**THE EXERCISE**
Answer with one number only: the number of lines that contain "Pimkham".
⟨
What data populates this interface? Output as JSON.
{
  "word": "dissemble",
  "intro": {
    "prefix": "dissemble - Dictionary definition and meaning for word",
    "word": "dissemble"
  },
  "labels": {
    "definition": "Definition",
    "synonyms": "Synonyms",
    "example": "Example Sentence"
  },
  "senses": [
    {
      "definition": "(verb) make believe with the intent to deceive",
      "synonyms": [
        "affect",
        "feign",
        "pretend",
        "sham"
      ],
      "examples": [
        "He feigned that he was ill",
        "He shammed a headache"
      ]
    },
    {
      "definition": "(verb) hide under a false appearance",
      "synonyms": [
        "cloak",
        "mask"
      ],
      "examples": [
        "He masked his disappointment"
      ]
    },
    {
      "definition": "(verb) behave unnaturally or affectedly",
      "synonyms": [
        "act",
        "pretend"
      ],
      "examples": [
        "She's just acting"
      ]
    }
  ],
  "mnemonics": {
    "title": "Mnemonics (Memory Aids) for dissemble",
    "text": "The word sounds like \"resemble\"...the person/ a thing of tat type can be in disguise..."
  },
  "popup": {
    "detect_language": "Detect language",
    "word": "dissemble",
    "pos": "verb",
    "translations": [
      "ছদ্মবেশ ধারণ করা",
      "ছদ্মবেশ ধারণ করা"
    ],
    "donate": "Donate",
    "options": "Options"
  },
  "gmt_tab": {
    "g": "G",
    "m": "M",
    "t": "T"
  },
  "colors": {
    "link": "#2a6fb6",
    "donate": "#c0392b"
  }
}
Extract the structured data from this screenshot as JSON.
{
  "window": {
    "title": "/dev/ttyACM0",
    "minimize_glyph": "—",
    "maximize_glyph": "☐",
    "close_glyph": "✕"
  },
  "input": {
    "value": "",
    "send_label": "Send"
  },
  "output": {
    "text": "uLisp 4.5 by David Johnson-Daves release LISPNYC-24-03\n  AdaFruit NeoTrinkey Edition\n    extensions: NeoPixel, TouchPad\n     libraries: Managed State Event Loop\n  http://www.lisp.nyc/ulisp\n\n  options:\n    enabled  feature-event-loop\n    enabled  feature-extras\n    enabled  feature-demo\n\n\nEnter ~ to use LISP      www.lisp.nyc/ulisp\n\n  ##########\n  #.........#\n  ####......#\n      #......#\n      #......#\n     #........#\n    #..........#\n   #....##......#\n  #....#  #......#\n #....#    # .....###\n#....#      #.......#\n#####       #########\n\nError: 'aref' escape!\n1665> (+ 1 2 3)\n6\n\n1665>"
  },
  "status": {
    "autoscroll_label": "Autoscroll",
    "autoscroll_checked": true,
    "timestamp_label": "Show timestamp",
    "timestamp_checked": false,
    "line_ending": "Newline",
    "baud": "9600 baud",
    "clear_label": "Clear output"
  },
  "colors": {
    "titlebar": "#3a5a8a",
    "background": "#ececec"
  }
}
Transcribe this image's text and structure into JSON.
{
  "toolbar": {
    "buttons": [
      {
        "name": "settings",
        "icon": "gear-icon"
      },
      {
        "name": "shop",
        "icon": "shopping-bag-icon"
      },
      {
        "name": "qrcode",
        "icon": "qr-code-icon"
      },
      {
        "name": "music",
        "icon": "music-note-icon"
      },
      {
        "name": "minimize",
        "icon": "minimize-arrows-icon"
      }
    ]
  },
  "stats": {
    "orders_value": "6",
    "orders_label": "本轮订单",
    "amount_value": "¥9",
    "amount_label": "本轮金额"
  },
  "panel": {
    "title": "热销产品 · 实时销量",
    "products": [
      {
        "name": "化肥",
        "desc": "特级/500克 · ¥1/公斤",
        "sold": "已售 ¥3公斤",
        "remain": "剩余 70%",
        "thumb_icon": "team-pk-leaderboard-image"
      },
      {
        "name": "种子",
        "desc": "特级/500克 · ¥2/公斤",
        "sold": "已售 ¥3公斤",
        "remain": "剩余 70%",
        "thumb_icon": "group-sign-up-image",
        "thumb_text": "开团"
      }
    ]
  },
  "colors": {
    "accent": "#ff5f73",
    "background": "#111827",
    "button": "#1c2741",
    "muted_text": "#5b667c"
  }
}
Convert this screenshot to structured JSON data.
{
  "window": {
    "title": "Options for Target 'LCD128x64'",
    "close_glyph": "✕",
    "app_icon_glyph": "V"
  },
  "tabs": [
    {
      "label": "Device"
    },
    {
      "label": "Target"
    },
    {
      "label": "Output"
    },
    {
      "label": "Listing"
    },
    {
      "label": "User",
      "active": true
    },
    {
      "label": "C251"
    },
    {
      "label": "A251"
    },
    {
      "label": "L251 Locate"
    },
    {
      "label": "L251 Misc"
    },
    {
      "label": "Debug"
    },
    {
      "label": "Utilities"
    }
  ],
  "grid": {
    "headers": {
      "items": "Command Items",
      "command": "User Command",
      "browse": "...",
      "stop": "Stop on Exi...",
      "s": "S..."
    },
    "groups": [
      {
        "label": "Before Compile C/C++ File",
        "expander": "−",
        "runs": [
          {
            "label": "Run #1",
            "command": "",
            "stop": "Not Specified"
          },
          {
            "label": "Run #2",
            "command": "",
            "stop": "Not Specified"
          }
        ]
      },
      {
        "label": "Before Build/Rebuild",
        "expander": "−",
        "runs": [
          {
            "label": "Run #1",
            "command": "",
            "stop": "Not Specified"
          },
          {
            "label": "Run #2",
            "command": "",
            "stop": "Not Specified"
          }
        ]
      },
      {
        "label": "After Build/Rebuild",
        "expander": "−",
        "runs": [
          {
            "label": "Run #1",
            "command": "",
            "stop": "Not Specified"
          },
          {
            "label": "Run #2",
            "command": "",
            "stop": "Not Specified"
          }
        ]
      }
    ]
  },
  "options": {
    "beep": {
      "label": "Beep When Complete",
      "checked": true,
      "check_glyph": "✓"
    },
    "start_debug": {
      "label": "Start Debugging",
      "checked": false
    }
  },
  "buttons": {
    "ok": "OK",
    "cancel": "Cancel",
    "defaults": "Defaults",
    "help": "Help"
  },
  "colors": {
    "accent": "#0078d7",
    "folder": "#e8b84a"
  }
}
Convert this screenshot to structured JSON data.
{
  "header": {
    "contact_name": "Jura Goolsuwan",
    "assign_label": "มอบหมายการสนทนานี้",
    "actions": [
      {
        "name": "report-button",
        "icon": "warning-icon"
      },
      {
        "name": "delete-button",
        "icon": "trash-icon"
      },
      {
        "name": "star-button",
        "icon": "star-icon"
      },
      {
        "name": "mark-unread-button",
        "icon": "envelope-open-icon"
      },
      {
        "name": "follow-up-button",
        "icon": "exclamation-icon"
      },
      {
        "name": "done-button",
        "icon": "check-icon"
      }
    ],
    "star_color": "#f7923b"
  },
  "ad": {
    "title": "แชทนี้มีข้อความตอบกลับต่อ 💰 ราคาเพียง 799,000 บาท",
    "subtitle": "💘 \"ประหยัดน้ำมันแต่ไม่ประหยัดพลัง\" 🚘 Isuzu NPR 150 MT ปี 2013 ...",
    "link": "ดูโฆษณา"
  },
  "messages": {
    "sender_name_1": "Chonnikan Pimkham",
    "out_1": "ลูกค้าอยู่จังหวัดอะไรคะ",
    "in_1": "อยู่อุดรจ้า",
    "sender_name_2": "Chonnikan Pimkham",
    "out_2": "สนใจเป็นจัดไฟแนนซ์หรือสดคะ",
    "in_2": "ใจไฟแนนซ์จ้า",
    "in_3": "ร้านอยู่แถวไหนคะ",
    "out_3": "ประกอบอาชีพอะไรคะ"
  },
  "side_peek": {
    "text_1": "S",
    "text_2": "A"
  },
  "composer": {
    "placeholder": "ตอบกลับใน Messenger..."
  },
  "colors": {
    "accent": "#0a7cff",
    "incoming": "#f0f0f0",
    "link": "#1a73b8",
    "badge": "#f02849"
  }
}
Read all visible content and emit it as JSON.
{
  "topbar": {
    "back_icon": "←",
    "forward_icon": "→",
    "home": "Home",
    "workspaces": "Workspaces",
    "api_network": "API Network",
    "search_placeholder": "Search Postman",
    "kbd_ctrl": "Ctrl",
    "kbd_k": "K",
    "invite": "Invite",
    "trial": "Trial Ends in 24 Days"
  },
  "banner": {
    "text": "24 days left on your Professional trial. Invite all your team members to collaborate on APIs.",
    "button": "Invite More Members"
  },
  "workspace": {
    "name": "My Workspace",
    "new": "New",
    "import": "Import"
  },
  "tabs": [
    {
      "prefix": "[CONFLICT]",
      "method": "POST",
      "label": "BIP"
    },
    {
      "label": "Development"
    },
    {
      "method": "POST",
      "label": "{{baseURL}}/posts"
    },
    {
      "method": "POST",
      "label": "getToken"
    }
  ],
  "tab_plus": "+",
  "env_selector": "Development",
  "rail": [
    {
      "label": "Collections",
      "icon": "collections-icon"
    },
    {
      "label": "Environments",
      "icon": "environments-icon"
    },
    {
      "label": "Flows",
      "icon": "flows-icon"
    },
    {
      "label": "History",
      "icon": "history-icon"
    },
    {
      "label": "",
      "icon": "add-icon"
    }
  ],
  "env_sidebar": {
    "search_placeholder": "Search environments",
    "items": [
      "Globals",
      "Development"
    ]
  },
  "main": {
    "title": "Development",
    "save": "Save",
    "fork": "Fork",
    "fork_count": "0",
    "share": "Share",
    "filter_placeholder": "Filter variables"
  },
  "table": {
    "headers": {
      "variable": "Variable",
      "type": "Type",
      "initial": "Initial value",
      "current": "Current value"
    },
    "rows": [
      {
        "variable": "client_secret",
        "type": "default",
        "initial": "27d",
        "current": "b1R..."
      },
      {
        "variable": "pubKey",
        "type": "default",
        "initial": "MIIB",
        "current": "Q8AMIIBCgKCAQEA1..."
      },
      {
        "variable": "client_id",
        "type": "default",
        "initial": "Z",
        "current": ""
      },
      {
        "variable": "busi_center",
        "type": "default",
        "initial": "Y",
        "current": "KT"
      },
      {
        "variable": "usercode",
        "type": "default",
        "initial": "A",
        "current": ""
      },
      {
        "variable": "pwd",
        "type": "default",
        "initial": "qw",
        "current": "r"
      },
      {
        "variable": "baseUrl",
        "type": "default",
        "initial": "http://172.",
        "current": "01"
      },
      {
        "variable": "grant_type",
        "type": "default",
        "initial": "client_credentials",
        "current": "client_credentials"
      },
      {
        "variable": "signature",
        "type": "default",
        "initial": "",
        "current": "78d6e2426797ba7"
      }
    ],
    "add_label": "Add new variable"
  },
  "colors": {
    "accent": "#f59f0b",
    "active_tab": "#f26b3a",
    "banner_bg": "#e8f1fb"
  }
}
⟩
**WRITTEN RESPONSE**
2